▽
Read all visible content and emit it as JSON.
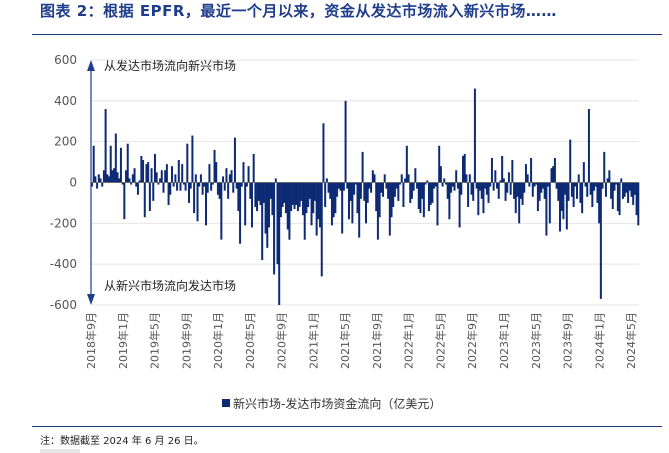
{
  "page": {
    "title": "图表 2：根据 EPFR，最近一个月以来，资金从发达市场流入新兴市场……",
    "note": "注：数据截至 2024 年 6 月 26 日。"
  },
  "colors": {
    "accent": "#1f3d8c",
    "bar": "#0d2a74"
  },
  "chart_data": {
    "type": "bar",
    "title": "",
    "xlabel": "",
    "ylabel": "",
    "ylim": [
      -600,
      600
    ],
    "yticks": [
      600,
      400,
      200,
      0,
      -200,
      -400,
      -600
    ],
    "x_start": "2018-09",
    "x_end": "2024-06",
    "x_tick_labels": [
      "2018年9月",
      "2019年1月",
      "2019年5月",
      "2019年9月",
      "2020年1月",
      "2020年5月",
      "2020年9月",
      "2021年1月",
      "2021年5月",
      "2021年9月",
      "2022年1月",
      "2022年5月",
      "2022年9月",
      "2023年1月",
      "2023年5月",
      "2023年9月",
      "2024年1月",
      "2024年5月"
    ],
    "legend": {
      "position": "bottom",
      "label": "新兴市场-发达市场资金流向（亿美元）"
    },
    "annotations": {
      "up": "从发达市场流向新兴市场",
      "down": "从新兴市场流向发达市场"
    },
    "series": [
      {
        "name": "新兴市场-发达市场资金流向（亿美元）",
        "values": [
          -20,
          180,
          30,
          -30,
          40,
          20,
          -20,
          60,
          360,
          40,
          30,
          180,
          60,
          70,
          240,
          50,
          20,
          170,
          -10,
          -180,
          60,
          190,
          20,
          -10,
          40,
          70,
          -20,
          -60,
          10,
          130,
          110,
          -170,
          90,
          100,
          -140,
          70,
          -90,
          140,
          50,
          -10,
          20,
          60,
          -50,
          60,
          90,
          -110,
          -60,
          80,
          -20,
          40,
          -40,
          110,
          -40,
          90,
          -10,
          -40,
          190,
          -100,
          -30,
          230,
          -150,
          40,
          -190,
          -20,
          40,
          -60,
          -20,
          -210,
          -50,
          90,
          -40,
          -10,
          160,
          100,
          -60,
          -80,
          -280,
          30,
          -40,
          70,
          -80,
          40,
          60,
          -50,
          220,
          -30,
          -140,
          -300,
          -20,
          100,
          -210,
          -20,
          80,
          -80,
          -220,
          140,
          -120,
          -140,
          -90,
          -110,
          -380,
          -100,
          -250,
          -320,
          -220,
          -80,
          -160,
          -450,
          20,
          -400,
          -600,
          -170,
          -120,
          -100,
          -150,
          -230,
          -280,
          -140,
          -110,
          -130,
          -110,
          -140,
          -120,
          -90,
          -160,
          -280,
          -150,
          -120,
          -80,
          -210,
          -150,
          -90,
          -260,
          -180,
          -220,
          -460,
          290,
          -120,
          20,
          -50,
          -80,
          -210,
          -170,
          -150,
          -70,
          -30,
          -40,
          -250,
          -40,
          400,
          -30,
          -180,
          -90,
          -200,
          -60,
          -10,
          -150,
          -270,
          -80,
          150,
          -90,
          -200,
          -100,
          -30,
          -50,
          60,
          40,
          -140,
          -280,
          -170,
          -50,
          -70,
          40,
          -30,
          -80,
          -260,
          -170,
          -120,
          -70,
          -30,
          -90,
          -10,
          40,
          -120,
          20,
          180,
          40,
          -100,
          -80,
          -40,
          70,
          -30,
          -130,
          -150,
          -80,
          -170,
          -10,
          10,
          -140,
          -110,
          -100,
          -30,
          -20,
          -210,
          180,
          80,
          -20,
          20,
          -10,
          -80,
          -180,
          -50,
          -20,
          -40,
          60,
          -30,
          -220,
          -60,
          130,
          140,
          40,
          -120,
          40,
          -60,
          -90,
          460,
          -30,
          -160,
          -40,
          -80,
          -150,
          -30,
          -60,
          -100,
          -20,
          120,
          -40,
          60,
          -30,
          -80,
          10,
          130,
          20,
          -90,
          -50,
          50,
          -60,
          110,
          -80,
          -150,
          -70,
          -200,
          -80,
          -110,
          -50,
          90,
          40,
          -20,
          120,
          -70,
          -20,
          -10,
          -140,
          -90,
          -50,
          -30,
          -80,
          -260,
          -20,
          -200,
          70,
          80,
          120,
          -30,
          -90,
          -240,
          -140,
          -180,
          -60,
          -230,
          -90,
          210,
          -70,
          -120,
          -20,
          -80,
          40,
          -100,
          -150,
          100,
          -20,
          -70,
          360,
          -60,
          -120,
          -40,
          -20,
          -100,
          -200,
          -570,
          -30,
          150,
          -70,
          20,
          60,
          -80,
          -130,
          -40,
          -10,
          -140,
          -160,
          20,
          -80,
          -70,
          -50,
          -100,
          -40,
          -70,
          -110,
          -60,
          -160,
          -210
        ]
      }
    ]
  }
}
△
Filter the listing for the word "发达市场资金流向" and copy every line that holds it.

      "label": "新兴市场-发达市场资金流向（亿美元）"
        "name": "新兴市场-发达市场资金流向（亿美元）",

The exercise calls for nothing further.